**Items listed in a dataset:**
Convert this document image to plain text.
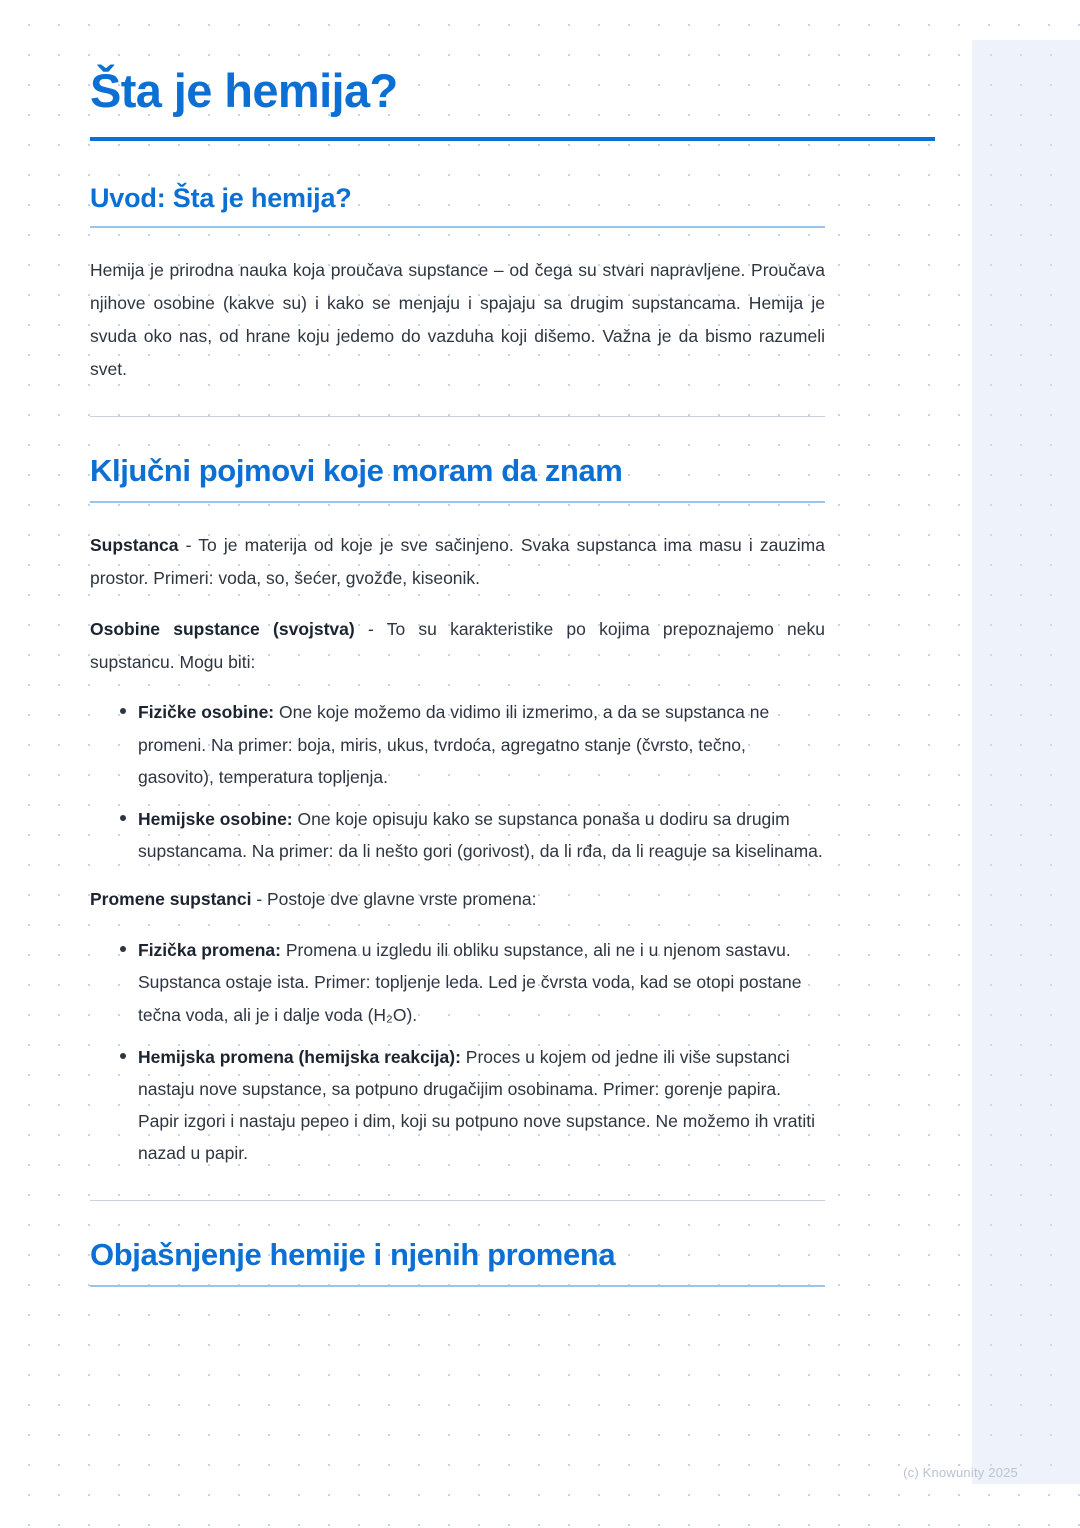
Šta je hemija?
Uvod: Šta je hemija?

Hemija je prirodna nauka koja proučava supstance – od čega su stvari napravljene. Proučava njihove osobine (kakve su) i kako se menjaju i spajaju sa drugim supstancama. Hemija je svuda oko nas, od hrane koju jedemo do vazduha koji dišemo. Važna je da bismo razumeli svet.

Ključni pojmovi koje moram da znam

Supstanca - To je materija od koje je sve sačinjeno. Svaka supstanca ima masu i zauzima prostor. Primeri: voda, so, šećer, gvožđe, kiseonik.

Osobine supstance (svojstva) - To su karakteristike po kojima prepoznajemo neku supstancu. Mogu biti:

Fizičke osobine: One koje možemo da vidimo ili izmerimo, a da se supstanca ne promeni. Na primer: boja, miris, ukus, tvrdoća, agregatno stanje (čvrsto, tečno, gasovito), temperatura topljenja.
Hemijske osobine: One koje opisuju kako se supstanca ponaša u dodiru sa drugim supstancama. Na primer: da li nešto gori (gorivost), da li rđa, da li reaguje sa kiselinama.

Promene supstanci - Postoje dve glavne vrste promena:

Fizička promena: Promena u izgledu ili obliku supstance, ali ne i u njenom sastavu. Supstanca ostaje ista. Primer: topljenje leda. Led je čvrsta voda, kad se otopi postane tečna voda, ali je i dalje voda (H₂O).
Hemijska promena (hemijska reakcija): Proces u kojem od jedne ili više supstanci nastaju nove supstance, sa potpuno drugačijim osobinama. Primer: gorenje papira. Papir izgori i nastaju pepeo i dim, koji su potpuno nove supstance. Ne možemo ih vratiti nazad u papir.
Objašnjenje hemije i njenih promena
(c) Knowunity 2025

**STATED PROBLEM:** Output the entries above exactly, without their pictures.

**RESPONSE FOR THIS EXERCISE:**
Convert this document image to plain text.
Šta je hemija?
Uvod: Šta je hemija?

Hemija je prirodna nauka koja proučava supstance – od čega su stvari napravljene. Proučava njihove osobine (kakve su) i kako se menjaju i spajaju sa drugim supstancama. Hemija je svuda oko nas, od hrane koju jedemo do vazduha koji dišemo. Važna je da bismo razumeli svet.

Ključni pojmovi koje moram da znam

Supstanca - To je materija od koje je sve sačinjeno. Svaka supstanca ima masu i zauzima prostor. Primeri: voda, so, šećer, gvožđe, kiseonik.

Osobine supstance (svojstva) - To su karakteristike po kojima prepoznajemo neku supstancu. Mogu biti:

Fizičke osobine: One koje možemo da vidimo ili izmerimo, a da se supstanca ne promeni. Na primer: boja, miris, ukus, tvrdoća, agregatno stanje (čvrsto, tečno, gasovito), temperatura topljenja.
Hemijske osobine: One koje opisuju kako se supstanca ponaša u dodiru sa drugim supstancama. Na primer: da li nešto gori (gorivost), da li rđa, da li reaguje sa kiselinama.

Promene supstanci - Postoje dve glavne vrste promena:

Fizička promena: Promena u izgledu ili obliku supstance, ali ne i u njenom sastavu. Supstanca ostaje ista. Primer: topljenje leda. Led je čvrsta voda, kad se otopi postane tečna voda, ali je i dalje voda (H₂O).
Hemijska promena (hemijska reakcija): Proces u kojem od jedne ili više supstanci nastaju nove supstance, sa potpuno drugačijim osobinama. Primer: gorenje papira. Papir izgori i nastaju pepeo i dim, koji su potpuno nove supstance. Ne možemo ih vratiti nazad u papir.
Objašnjenje hemije i njenih promena
(c) Knowunity 2025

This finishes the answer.